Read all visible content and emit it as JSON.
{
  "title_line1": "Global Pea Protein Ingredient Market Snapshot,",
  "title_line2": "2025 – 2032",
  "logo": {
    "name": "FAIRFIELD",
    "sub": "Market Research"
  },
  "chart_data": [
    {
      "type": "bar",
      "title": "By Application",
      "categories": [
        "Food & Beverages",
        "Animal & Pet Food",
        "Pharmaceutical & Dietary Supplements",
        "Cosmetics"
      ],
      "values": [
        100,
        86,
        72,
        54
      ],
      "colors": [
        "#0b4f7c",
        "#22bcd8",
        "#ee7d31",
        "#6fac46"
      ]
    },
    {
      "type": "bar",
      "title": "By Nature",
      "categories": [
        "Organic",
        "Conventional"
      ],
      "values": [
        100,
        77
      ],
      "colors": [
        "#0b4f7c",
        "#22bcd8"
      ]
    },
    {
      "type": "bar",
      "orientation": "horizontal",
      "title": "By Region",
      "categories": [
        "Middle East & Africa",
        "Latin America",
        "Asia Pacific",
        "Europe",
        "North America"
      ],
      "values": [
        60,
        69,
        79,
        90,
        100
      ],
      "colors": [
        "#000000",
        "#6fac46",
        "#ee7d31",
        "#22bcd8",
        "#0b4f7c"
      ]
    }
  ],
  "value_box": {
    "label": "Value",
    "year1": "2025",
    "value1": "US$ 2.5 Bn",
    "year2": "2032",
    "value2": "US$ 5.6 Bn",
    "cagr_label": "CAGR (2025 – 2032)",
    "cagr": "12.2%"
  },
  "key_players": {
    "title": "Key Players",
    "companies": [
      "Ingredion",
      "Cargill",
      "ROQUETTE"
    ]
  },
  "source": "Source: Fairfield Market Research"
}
_ _ _ _
• _WORK INSTRUCTIONS_
An exact reproduction of all the records is required.

• _RESULT OF THIS EXERCISE_
Read all visible content and emit it as JSON.
{
  "title_line1": "Global Pea Protein Ingredient Market Snapshot,",
  "title_line2": "2025 – 2032",
  "logo": {
    "name": "FAIRFIELD",
    "sub": "Market Research"
  },
  "chart_data": [
    {
      "type": "bar",
      "title": "By Application",
      "categories": [
        "Food & Beverages",
        "Animal & Pet Food",
        "Pharmaceutical & Dietary Supplements",
        "Cosmetics"
      ],
      "values": [
        100,
        86,
        72,
        54
      ],
      "colors": [
        "#0b4f7c",
        "#22bcd8",
        "#ee7d31",
        "#6fac46"
      ]
    },
    {
      "type": "bar",
      "title": "By Nature",
      "categories": [
        "Organic",
        "Conventional"
      ],
      "values": [
        100,
        77
      ],
      "colors": [
        "#0b4f7c",
        "#22bcd8"
      ]
    },
    {
      "type": "bar",
      "orientation": "horizontal",
      "title": "By Region",
      "categories": [
        "Middle East & Africa",
        "Latin America",
        "Asia Pacific",
        "Europe",
        "North America"
      ],
      "values": [
        60,
        69,
        79,
        90,
        100
      ],
      "colors": [
        "#000000",
        "#6fac46",
        "#ee7d31",
        "#22bcd8",
        "#0b4f7c"
      ]
    }
  ],
  "value_box": {
    "label": "Value",
    "year1": "2025",
    "value1": "US$ 2.5 Bn",
    "year2": "2032",
    "value2": "US$ 5.6 Bn",
    "cagr_label": "CAGR (2025 – 2032)",
    "cagr": "12.2%"
  },
  "key_players": {
    "title": "Key Players",
    "companies": [
      "Ingredion",
      "Cargill",
      "ROQUETTE"
    ]
  },
  "source": "Source: Fairfield Market Research"
}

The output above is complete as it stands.